**GOAL**
Transcribe each line exactly.

==================================================

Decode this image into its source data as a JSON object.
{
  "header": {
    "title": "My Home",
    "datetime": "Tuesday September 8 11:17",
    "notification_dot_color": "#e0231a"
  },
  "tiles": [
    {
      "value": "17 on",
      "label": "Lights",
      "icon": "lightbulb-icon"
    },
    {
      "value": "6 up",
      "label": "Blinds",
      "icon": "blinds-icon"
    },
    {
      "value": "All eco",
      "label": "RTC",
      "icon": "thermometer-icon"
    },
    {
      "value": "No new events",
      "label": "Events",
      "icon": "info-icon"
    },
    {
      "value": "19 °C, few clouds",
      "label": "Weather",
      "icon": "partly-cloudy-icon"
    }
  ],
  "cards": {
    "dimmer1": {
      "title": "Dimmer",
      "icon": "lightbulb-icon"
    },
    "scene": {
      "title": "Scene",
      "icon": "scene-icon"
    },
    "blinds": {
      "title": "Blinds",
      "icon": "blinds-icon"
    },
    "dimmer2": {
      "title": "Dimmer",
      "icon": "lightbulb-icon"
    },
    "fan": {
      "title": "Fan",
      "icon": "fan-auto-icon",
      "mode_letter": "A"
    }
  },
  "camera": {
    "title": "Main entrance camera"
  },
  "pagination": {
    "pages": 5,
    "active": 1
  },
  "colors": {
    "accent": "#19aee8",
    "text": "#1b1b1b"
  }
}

==================================================

**ANSWER TO THIS PROBLEM**
Decode this image into its source data as a JSON object.
{
  "header": {
    "title": "My Home",
    "datetime": "Tuesday September 8 11:17",
    "notification_dot_color": "#e0231a"
  },
  "tiles": [
    {
      "value": "17 on",
      "label": "Lights",
      "icon": "lightbulb-icon"
    },
    {
      "value": "6 up",
      "label": "Blinds",
      "icon": "blinds-icon"
    },
    {
      "value": "All eco",
      "label": "RTC",
      "icon": "thermometer-icon"
    },
    {
      "value": "No new events",
      "label": "Events",
      "icon": "info-icon"
    },
    {
      "value": "19 °C, few clouds",
      "label": "Weather",
      "icon": "partly-cloudy-icon"
    }
  ],
  "cards": {
    "dimmer1": {
      "title": "Dimmer",
      "icon": "lightbulb-icon"
    },
    "scene": {
      "title": "Scene",
      "icon": "scene-icon"
    },
    "blinds": {
      "title": "Blinds",
      "icon": "blinds-icon"
    },
    "dimmer2": {
      "title": "Dimmer",
      "icon": "lightbulb-icon"
    },
    "fan": {
      "title": "Fan",
      "icon": "fan-auto-icon",
      "mode_letter": "A"
    }
  },
  "camera": {
    "title": "Main entrance camera"
  },
  "pagination": {
    "pages": 5,
    "active": 1
  },
  "colors": {
    "accent": "#19aee8",
    "text": "#1b1b1b"
  }
}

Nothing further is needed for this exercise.